= Document text =

++++++

I will conclude with two thoughts.  One is my old idea that we should distinguish between sentience as life assaying the ambient, which is a property necessary at some level for adaptive success, and consciousness as the organism’s autonomous contribution to its apprehension of its own experience, including the ambient yet still independent of external stimulation.  Thus, I would say all life is sentient and any life that is social may develop consciousness.  I have written several posts about this before; see for example 4/21/16: “conscious or not?”.

The second idea is the importance of grounding our ideas in our biological nature. The guiding principle here is that our minds are embodied. Even at the highest levels of our intellectual production our minds rely on somatic experience for reference points.  This seems to me to be quite remarkable and important.  We might be machines of a special sort but we use our physical presence as a way to understand ourselves and our universe, and we do this with the power of metaphor, which is not exactly a mechanical  process.  I refer you to two books by George Lakoff and Mark Johnson, Metaphors We Live Byand Philosophy in the Flesh, both of which but especially the latter explain very clearly cognitive processes by which our embodied minds build upon somatic experience to conceptualize and abstract through metaphor as we seek greater understanding, you know like comparing life to a machine. Travel on.

When 1 +1 = 3

Actually I am just playing around here; I do not think the above equation is ever correct, but I am exercising my brain by pretending so. Though, now that I think more about it, sometimes we do take one idea and combine it with another and so develop a third that is greater than the sum of its parts.  Let’s try it and see.

Georg Streidter in his text Principles of Brain Evolutionwrites that, though the idea is too general to offer much guidance for research, it is true the larger the brain, the more capable the species is in adapting to other niches, and that the larger the brain, the more the species engages in play. General yes, but also intriguing. Playful behavior speaks to a flexibility of behavior and indicates that the animal has greater degrees of freedom in developing actions that exploit opportunities and ameliorate exigencies, and that helps in adapting to the changing contingencies of the world. Plus, Jaak Panksepp in his book, Affective Neuroscience: The foundations of human and animal emotions, writes that rough and tumble play, e.g., mixing it up with conspecifics in various ways, promotes joyful feeling.

++++++

= Data to examine =
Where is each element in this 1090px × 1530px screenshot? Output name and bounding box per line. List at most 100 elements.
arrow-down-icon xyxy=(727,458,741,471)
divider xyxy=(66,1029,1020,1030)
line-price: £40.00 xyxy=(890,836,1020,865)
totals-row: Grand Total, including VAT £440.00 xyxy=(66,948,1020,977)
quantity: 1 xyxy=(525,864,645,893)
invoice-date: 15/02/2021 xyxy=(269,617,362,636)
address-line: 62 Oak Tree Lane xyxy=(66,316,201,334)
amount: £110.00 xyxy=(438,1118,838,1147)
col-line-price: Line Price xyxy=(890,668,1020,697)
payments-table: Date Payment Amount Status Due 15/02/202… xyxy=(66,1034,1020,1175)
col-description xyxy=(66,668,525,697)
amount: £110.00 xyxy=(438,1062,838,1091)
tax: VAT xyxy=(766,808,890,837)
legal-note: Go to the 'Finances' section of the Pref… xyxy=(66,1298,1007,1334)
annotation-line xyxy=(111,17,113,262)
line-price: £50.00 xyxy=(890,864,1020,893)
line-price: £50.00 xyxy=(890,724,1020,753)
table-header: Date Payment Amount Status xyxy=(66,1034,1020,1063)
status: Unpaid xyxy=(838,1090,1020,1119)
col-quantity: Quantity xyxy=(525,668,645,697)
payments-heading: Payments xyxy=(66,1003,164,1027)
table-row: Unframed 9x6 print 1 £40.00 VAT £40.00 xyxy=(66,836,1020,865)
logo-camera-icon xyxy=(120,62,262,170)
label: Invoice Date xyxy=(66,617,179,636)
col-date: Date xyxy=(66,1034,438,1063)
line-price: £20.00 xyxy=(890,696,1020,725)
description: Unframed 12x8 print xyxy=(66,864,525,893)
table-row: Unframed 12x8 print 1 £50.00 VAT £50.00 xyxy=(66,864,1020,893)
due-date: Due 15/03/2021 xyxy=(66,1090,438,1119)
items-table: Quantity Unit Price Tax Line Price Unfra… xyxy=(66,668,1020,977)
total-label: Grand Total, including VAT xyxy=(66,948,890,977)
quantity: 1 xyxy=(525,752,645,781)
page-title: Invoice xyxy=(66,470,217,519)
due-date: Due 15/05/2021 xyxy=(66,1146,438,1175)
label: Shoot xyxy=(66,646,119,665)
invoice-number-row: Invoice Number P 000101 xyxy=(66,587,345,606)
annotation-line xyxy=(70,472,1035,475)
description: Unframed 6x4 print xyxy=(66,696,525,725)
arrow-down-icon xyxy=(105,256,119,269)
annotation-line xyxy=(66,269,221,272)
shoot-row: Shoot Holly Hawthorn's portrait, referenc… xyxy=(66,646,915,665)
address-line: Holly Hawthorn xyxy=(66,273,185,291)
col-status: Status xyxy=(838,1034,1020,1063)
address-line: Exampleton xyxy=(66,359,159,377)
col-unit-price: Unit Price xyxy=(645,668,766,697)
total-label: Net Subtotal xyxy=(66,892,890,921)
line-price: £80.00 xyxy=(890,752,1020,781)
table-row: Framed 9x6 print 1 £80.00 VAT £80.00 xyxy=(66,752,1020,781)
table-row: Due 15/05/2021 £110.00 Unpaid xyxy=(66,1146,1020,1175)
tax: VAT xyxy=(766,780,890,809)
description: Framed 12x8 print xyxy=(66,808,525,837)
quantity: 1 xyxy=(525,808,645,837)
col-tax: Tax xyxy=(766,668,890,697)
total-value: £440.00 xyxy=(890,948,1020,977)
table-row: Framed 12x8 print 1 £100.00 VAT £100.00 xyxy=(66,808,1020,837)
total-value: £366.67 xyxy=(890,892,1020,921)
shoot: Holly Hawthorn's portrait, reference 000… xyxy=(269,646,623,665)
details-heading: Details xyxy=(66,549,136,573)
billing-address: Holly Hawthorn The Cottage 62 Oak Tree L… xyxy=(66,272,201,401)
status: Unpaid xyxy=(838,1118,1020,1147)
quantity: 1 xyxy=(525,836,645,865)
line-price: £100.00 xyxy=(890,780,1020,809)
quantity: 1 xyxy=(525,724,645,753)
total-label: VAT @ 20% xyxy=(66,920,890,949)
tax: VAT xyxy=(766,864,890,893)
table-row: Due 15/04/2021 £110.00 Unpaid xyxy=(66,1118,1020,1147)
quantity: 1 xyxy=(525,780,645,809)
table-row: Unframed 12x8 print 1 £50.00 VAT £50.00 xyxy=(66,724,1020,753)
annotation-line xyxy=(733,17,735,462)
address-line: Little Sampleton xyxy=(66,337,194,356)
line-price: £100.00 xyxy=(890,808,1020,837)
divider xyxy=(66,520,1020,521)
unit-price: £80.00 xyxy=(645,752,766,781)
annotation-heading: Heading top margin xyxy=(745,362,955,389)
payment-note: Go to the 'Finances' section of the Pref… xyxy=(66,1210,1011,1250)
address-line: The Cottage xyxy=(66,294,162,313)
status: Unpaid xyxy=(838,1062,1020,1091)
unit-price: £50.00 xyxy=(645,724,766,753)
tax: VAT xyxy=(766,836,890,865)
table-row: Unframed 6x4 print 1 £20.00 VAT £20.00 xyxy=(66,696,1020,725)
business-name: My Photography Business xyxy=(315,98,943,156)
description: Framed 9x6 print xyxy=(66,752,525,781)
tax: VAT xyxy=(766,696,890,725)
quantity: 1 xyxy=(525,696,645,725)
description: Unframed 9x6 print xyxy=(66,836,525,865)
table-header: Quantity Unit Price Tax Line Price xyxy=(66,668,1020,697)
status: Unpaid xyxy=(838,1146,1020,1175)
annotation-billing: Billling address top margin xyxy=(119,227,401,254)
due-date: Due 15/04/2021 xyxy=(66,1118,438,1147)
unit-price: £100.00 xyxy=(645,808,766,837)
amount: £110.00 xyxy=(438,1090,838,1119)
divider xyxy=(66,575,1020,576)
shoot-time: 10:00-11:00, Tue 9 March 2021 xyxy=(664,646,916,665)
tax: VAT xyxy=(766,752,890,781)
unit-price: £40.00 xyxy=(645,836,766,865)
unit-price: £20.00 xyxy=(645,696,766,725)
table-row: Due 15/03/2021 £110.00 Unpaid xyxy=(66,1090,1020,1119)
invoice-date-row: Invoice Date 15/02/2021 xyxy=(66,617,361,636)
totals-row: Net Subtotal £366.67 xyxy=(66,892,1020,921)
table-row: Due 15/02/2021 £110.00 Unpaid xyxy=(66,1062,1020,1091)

++++++

= Explore the material =
1. Copy the essay starting at the words "Actually I am" and ending after "it and see.", putting "formula" in place of "equation".
2. Write the next part of the essay on sentience, embodied minds, and play, picking up after its final sentence.

= Responses by item number =
1.
Actually I am just playing around here; I do not think the above formula is ever correct, but I am exercising my brain by pretending so. Though, now that I think more about it, sometimes we do take one idea and combine it with another and so develop a third that is greater than the sum of its parts.  Let’s try it and see.

2.
So we have the ideas that a larger brain relative to body size increases behavioral degrees of freedom, enables greater adaptation in the face of environmental challenges, and leads to greater play and that helps to generate joyful interactions with conspecifics.  Now consider my idea about our lateralization, i.e., that the right hemisphere generally focuses on the current situation, especially the activity in the social domain, and the left hemisphere generally focuses on information displaced in time and space, especially information controlled through linguistic symbols.  One observation neuroscientists have made is that, again generally, the emotional valence of right sided processes is somber, maybe sad but at least seriously practical, while the emotional valence of left sided processes seems lighter, even happy.  I think this might be because right sided considerations concern the current activity where the situation is delimited and possible actions are proscribed, i.e., behavioral degrees of freedom are fewer because of the practicalities involved. Left sided considerations, concerned with some abstracted and symbolically constructed situation, involves many more degrees of freedom because the situation is fluid and possible actions open to creative solutions.

Going a bit further, this difference seems to reflect the distinction between serious, practical engagement, e.g., work, and light-hearted speculative engagement, e.g., play.  Now consider the famous masks of drama, tragedy and comedy, and how the plays end.

theatre-masks-happytheater-masks-silhouette---free-clip-art-19tqgcvz

A tragedy usually involves a final action with little possibility for further development; the play ends with virtually no behavioral degrees of freedom for the characters.  A comedy is the opposite; the characters leave the field of play, i.e., stage, to live happily ever after—the future is wide open with many degrees of behavioral freedom.  Classical dramas followed this convention fairly closely.  When we approach modern times, drama begins to reflect the curious muddle of our lives today.  Just how does Waiting for Godot end for these characters of limited repertoire?

One more idea seems relevant here, at least to me.  I am reading The Embodied Mind: Cognitive science and human experienceby Francisco Varela, Evan Thonpson, and Eleanor Rosch, a fascinating book in which they seek to bridge the quite recent positivistic efforts of cognitive scientists and the understanding of human subjective experience as understood by long-standing Buddhist traditions (a slow, deep read for many reasons).  Deep into their analysis they assert that analysis of the visual and other neural systems shows that the bottom up flow of information, e.g., from the retina through the lateral geniculate nuclei to the visual cortex, which we think is decisive in determining our perceptions is actually exceeded by the top down flow of information from higher neural centers.  These processes from above contribute to determining perceptual forms, figure-ground, attention and focus, and more we have yet to understand.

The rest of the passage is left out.